| WHAT NEEDS TO BE DONE |
Find and return each line containing "Management".

| SUPPLIED INFORMATION |
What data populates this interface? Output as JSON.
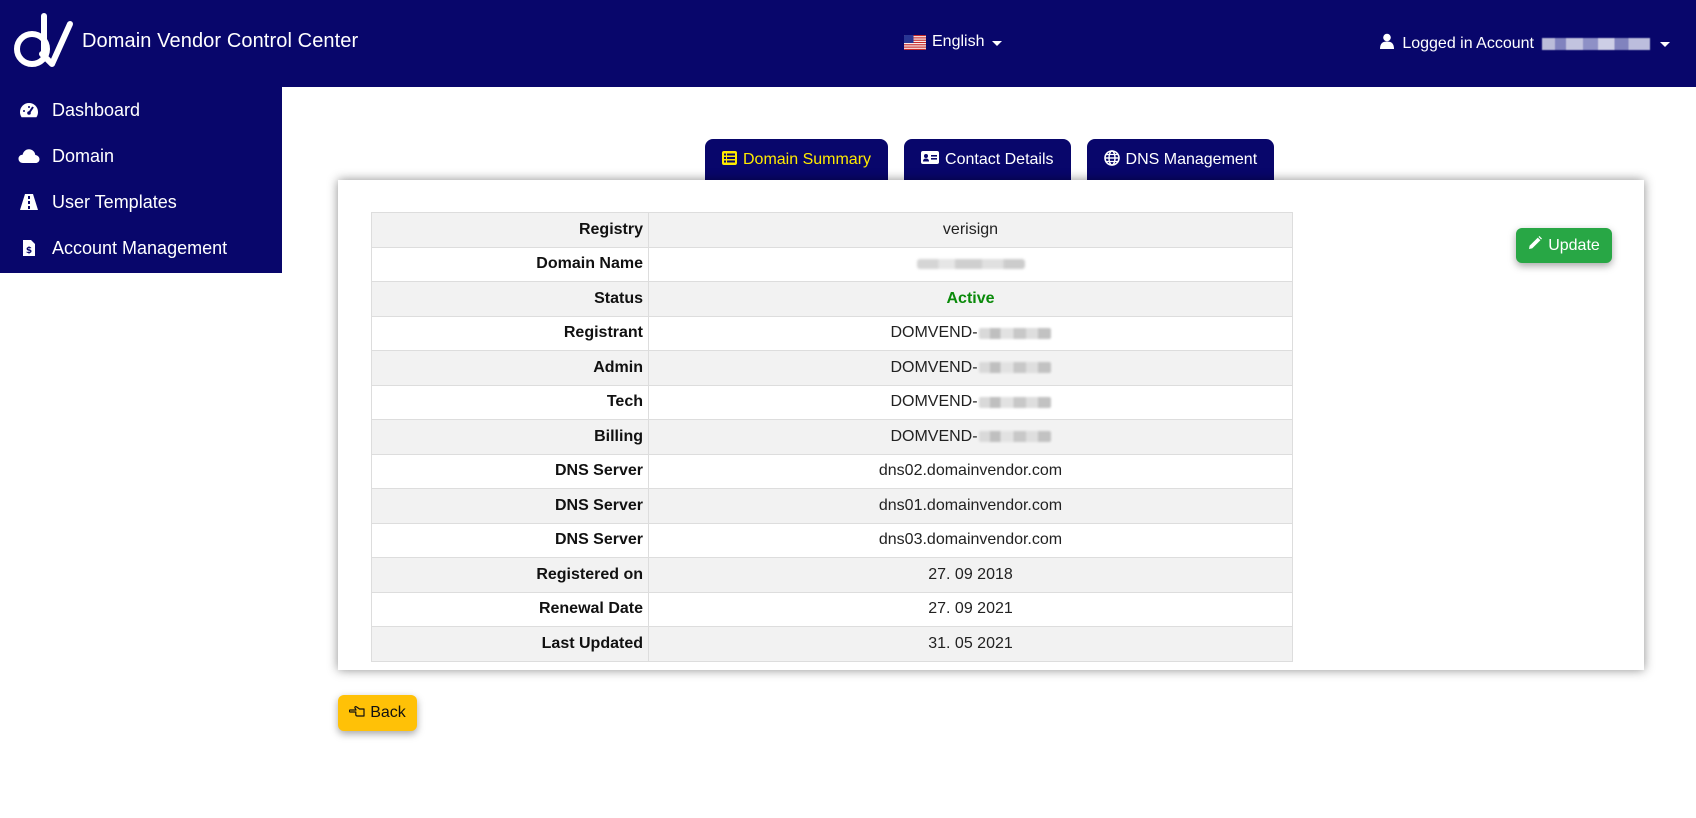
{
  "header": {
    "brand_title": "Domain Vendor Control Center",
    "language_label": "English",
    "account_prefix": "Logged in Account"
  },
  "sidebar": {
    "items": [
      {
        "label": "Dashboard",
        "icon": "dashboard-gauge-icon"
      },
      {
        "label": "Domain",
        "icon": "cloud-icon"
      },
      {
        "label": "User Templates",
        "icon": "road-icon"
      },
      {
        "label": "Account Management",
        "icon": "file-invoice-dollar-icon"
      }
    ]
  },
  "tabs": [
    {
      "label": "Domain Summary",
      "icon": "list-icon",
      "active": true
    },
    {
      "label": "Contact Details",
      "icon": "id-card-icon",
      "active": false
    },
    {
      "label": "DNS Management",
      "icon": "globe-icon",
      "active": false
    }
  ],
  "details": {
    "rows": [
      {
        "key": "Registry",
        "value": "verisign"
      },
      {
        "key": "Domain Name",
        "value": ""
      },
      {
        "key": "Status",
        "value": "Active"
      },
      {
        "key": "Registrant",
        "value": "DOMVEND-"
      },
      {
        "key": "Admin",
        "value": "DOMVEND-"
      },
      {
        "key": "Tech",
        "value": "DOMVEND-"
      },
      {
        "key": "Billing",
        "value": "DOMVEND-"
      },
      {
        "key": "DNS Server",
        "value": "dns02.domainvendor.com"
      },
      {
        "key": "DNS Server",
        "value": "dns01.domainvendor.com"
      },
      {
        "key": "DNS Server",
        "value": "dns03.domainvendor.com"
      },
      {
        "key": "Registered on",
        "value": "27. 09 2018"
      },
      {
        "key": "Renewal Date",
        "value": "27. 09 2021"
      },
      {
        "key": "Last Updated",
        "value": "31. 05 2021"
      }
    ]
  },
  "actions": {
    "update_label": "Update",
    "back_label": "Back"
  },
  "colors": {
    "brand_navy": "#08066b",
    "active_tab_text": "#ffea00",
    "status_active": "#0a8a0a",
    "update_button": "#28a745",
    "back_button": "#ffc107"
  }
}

| RESULT |
        "label": "Account Management",
      "label": "DNS Management",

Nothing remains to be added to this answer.